Work to do :: Give an exact transcription of every line, dropping the images.

Dataset entries on figures:
+---+
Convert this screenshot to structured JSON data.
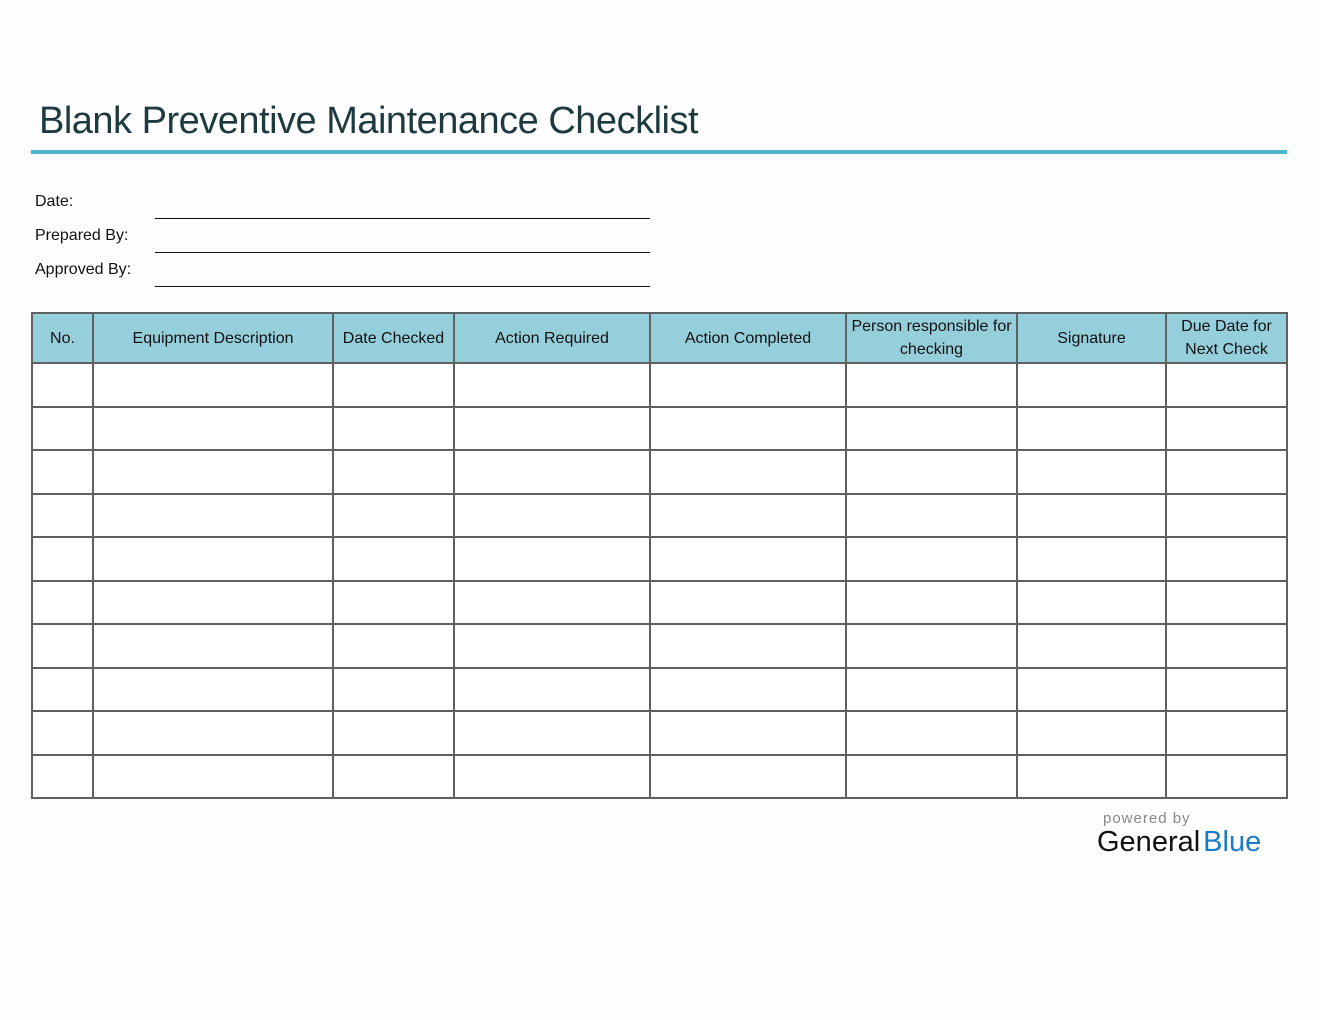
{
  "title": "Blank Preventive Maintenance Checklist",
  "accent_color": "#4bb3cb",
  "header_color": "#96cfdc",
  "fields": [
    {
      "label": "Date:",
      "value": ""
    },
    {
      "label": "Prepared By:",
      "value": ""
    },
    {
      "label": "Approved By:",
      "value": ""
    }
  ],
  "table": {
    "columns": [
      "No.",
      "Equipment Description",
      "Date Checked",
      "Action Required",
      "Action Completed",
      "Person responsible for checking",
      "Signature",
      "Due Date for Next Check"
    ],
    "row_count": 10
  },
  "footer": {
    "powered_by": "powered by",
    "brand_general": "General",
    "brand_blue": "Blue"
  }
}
+---+
The solution ::
Convert this screenshot to structured JSON data.
{
  "title": "Blank Preventive Maintenance Checklist",
  "accent_color": "#4bb3cb",
  "header_color": "#96cfdc",
  "fields": [
    {
      "label": "Date:",
      "value": ""
    },
    {
      "label": "Prepared By:",
      "value": ""
    },
    {
      "label": "Approved By:",
      "value": ""
    }
  ],
  "table": {
    "columns": [
      "No.",
      "Equipment Description",
      "Date Checked",
      "Action Required",
      "Action Completed",
      "Person responsible for checking",
      "Signature",
      "Due Date for Next Check"
    ],
    "row_count": 10
  },
  "footer": {
    "powered_by": "powered by",
    "brand_general": "General",
    "brand_blue": "Blue"
  }
}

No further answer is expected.